▶ HOW TO COMPLETE THIS TASK: Below is a listing. Gather each line of it that contains "Igtp".

▶ RECORDS:
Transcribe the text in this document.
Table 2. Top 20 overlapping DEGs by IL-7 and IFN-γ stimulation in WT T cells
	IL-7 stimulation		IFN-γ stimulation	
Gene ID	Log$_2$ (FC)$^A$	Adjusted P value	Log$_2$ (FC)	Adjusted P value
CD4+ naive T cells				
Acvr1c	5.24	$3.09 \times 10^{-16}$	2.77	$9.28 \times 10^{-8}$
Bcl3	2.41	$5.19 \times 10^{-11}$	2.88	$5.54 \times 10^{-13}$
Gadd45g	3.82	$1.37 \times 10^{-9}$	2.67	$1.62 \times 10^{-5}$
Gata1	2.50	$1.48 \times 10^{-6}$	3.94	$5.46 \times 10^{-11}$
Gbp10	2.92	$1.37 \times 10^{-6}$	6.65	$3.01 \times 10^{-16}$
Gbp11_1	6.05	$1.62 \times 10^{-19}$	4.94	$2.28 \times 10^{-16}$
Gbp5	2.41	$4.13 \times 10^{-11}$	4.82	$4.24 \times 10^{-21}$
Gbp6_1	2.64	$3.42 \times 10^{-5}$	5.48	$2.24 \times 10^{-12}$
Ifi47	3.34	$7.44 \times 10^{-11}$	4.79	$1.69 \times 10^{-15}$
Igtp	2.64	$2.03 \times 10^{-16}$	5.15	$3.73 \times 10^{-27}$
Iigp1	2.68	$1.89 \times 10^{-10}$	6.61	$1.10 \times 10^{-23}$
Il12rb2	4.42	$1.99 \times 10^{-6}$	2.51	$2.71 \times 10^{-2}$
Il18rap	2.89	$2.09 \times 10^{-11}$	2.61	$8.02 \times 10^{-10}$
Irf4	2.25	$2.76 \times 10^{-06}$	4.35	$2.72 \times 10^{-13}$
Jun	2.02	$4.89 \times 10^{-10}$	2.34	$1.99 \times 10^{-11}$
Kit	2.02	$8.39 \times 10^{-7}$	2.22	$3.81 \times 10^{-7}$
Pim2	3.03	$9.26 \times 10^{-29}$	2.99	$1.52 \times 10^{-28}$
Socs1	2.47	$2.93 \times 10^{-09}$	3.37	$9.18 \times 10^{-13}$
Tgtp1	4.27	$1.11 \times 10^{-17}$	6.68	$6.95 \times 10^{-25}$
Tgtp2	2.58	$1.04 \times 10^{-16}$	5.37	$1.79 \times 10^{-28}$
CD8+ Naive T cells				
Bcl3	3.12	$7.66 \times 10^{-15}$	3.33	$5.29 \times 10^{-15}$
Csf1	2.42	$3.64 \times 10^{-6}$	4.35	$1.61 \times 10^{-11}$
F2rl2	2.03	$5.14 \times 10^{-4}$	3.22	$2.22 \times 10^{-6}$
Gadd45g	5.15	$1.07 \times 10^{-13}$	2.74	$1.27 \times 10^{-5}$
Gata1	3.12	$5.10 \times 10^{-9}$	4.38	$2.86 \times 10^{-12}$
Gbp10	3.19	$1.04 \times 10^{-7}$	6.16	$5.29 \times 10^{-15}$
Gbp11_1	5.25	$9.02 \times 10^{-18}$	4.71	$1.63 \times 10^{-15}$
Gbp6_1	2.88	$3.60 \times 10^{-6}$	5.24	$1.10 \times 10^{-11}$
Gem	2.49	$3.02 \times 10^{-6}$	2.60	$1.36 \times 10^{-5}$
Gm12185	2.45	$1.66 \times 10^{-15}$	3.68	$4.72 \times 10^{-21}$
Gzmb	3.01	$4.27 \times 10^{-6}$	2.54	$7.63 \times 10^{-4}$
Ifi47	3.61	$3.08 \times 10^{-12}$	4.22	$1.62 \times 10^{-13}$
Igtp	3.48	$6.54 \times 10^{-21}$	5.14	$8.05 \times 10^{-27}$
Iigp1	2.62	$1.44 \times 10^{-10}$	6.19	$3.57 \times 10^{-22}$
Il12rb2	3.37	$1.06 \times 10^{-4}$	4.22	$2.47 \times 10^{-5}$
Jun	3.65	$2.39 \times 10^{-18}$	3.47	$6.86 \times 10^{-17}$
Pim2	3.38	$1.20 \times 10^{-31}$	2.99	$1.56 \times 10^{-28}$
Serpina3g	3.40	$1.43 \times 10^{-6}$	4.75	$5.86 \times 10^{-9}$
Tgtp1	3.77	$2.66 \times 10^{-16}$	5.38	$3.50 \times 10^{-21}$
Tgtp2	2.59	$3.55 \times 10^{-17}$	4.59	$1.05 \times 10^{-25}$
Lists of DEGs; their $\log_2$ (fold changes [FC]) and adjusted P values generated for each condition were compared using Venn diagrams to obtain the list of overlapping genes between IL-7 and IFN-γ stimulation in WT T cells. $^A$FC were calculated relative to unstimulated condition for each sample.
* * *
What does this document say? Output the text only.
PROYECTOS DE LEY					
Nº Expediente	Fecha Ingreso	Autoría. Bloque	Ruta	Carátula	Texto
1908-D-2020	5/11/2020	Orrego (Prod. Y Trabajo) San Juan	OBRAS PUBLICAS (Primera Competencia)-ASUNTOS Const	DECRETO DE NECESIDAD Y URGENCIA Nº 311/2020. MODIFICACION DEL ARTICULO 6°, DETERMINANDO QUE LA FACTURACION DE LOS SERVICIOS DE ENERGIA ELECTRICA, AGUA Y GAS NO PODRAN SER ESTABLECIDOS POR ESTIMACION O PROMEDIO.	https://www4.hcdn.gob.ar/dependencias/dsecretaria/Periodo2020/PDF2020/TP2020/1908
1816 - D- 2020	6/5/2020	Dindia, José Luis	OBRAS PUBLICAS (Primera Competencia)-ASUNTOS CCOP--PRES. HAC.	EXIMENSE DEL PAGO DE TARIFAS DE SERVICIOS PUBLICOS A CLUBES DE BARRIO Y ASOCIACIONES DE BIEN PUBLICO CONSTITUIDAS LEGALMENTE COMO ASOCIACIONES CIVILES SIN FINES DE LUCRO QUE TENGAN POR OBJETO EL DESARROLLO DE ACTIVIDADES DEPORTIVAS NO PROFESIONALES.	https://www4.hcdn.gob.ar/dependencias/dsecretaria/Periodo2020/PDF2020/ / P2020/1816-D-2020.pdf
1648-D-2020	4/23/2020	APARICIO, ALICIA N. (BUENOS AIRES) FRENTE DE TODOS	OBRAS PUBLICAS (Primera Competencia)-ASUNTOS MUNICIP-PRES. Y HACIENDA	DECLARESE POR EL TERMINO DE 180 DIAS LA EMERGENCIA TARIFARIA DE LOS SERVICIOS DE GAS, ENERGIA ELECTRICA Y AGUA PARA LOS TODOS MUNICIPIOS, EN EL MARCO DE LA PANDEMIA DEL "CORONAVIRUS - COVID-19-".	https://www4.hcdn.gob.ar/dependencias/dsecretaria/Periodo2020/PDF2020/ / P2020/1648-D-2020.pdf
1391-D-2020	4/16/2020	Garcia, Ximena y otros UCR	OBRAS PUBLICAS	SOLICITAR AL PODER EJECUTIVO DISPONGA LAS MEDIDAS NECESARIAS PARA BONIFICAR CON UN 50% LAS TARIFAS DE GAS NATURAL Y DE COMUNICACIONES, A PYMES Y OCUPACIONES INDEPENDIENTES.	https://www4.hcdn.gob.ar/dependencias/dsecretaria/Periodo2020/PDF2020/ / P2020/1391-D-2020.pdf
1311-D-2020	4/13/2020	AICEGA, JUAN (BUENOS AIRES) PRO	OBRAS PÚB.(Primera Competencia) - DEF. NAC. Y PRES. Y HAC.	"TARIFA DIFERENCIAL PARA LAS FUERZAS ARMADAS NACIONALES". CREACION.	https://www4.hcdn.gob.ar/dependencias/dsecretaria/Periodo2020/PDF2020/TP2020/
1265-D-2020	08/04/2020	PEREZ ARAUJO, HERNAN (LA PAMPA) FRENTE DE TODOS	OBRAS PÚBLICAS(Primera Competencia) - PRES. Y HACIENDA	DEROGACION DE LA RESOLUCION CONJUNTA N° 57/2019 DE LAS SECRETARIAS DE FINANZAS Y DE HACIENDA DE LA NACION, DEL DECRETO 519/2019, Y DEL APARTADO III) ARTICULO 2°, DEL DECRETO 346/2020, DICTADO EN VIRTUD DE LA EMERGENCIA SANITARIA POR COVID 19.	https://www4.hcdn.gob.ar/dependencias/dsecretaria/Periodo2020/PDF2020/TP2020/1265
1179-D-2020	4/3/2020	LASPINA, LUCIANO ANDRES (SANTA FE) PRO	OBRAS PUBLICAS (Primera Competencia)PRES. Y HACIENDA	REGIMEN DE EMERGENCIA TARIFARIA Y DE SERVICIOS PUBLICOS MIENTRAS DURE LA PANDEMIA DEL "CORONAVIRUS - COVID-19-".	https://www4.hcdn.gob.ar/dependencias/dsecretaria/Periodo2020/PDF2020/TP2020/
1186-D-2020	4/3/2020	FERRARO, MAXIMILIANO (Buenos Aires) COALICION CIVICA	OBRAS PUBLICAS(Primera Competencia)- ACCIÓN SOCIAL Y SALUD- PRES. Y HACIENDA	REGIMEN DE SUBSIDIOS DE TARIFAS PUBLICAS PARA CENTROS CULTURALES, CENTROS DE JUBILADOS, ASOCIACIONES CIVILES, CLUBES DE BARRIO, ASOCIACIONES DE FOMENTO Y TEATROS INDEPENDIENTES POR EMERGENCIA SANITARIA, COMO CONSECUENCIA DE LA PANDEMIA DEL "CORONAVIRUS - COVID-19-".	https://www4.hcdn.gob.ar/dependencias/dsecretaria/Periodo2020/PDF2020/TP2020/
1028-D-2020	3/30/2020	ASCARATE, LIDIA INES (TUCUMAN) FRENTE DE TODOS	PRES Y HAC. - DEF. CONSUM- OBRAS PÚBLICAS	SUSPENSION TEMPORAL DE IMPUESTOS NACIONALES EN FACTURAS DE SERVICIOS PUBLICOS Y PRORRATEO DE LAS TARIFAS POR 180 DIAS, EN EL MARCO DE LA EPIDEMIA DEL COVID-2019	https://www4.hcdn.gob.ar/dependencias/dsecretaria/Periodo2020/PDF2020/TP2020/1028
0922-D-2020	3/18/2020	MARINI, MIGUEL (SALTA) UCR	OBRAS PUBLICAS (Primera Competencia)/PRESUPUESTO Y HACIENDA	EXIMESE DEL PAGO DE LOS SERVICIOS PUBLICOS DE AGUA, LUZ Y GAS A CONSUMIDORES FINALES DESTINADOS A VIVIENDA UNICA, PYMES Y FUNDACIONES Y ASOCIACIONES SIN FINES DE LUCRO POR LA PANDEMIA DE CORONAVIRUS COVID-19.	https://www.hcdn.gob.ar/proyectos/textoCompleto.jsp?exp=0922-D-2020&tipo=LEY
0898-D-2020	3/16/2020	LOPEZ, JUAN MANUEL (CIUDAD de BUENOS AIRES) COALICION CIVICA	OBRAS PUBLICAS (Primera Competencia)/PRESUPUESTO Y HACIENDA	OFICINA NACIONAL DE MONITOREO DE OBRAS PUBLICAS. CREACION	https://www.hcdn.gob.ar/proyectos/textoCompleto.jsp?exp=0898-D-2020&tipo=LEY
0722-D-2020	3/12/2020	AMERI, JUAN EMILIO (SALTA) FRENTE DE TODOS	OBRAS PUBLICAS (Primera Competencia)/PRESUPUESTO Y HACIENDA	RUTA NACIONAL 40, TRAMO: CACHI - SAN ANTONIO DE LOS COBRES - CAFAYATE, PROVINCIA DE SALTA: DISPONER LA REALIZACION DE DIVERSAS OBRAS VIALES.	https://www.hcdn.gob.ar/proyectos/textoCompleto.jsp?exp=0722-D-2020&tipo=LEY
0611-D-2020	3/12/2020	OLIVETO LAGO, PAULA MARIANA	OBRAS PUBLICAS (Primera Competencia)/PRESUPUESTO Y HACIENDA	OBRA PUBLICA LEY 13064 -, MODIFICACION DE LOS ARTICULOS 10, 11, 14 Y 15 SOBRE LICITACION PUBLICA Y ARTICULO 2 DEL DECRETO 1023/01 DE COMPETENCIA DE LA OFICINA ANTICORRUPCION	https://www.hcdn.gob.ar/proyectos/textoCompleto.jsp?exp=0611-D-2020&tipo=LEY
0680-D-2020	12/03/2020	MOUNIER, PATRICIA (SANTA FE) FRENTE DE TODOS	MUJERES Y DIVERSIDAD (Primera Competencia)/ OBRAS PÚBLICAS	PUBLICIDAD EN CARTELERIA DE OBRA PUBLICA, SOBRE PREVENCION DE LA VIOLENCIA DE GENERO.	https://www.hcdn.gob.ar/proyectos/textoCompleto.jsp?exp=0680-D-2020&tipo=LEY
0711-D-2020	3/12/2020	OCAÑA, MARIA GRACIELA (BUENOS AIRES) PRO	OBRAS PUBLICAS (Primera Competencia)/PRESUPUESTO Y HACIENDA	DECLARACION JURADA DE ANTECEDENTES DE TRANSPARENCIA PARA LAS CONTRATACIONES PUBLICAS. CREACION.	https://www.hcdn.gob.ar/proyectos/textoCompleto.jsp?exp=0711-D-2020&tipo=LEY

▶ WRITTEN ANSWER:
Igtp	2.64	$2.03 \times 10^{-16}$	5.15	$3.73 \times 10^{-27}$
Igtp	3.48	$6.54 \times 10^{-21}$	5.14	$8.05 \times 10^{-27}$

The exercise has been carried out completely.